Images must not appear in your copy; reproduce every other part of the records exactly.
--- start of Input ---
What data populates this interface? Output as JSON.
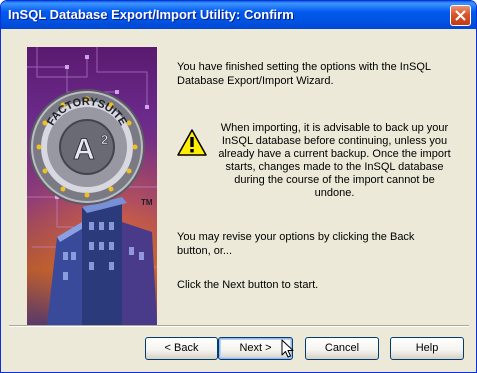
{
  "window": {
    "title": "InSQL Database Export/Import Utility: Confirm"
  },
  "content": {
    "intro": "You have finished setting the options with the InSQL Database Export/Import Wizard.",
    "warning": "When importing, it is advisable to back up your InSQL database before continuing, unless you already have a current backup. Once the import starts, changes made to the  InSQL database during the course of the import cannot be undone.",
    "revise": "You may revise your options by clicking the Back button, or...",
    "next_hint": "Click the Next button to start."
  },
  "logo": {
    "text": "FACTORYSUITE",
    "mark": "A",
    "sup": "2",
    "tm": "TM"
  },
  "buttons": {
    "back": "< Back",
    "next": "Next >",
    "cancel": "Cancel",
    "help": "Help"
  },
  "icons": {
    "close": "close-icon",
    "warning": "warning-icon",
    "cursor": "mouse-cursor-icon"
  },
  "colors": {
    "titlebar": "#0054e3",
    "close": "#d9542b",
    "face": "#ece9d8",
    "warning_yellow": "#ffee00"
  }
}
--- end of Input ---
• _Solution_:
What data populates this interface? Output as JSON.
{
  "window": {
    "title": "InSQL Database Export/Import Utility: Confirm"
  },
  "content": {
    "intro": "You have finished setting the options with the InSQL Database Export/Import Wizard.",
    "warning": "When importing, it is advisable to back up your InSQL database before continuing, unless you already have a current backup. Once the import starts, changes made to the  InSQL database during the course of the import cannot be undone.",
    "revise": "You may revise your options by clicking the Back button, or...",
    "next_hint": "Click the Next button to start."
  },
  "logo": {
    "text": "FACTORYSUITE",
    "mark": "A",
    "sup": "2",
    "tm": "TM"
  },
  "buttons": {
    "back": "< Back",
    "next": "Next >",
    "cancel": "Cancel",
    "help": "Help"
  },
  "icons": {
    "close": "close-icon",
    "warning": "warning-icon",
    "cursor": "mouse-cursor-icon"
  },
  "colors": {
    "titlebar": "#0054e3",
    "close": "#d9542b",
    "face": "#ece9d8",
    "warning_yellow": "#ffee00"
  }
}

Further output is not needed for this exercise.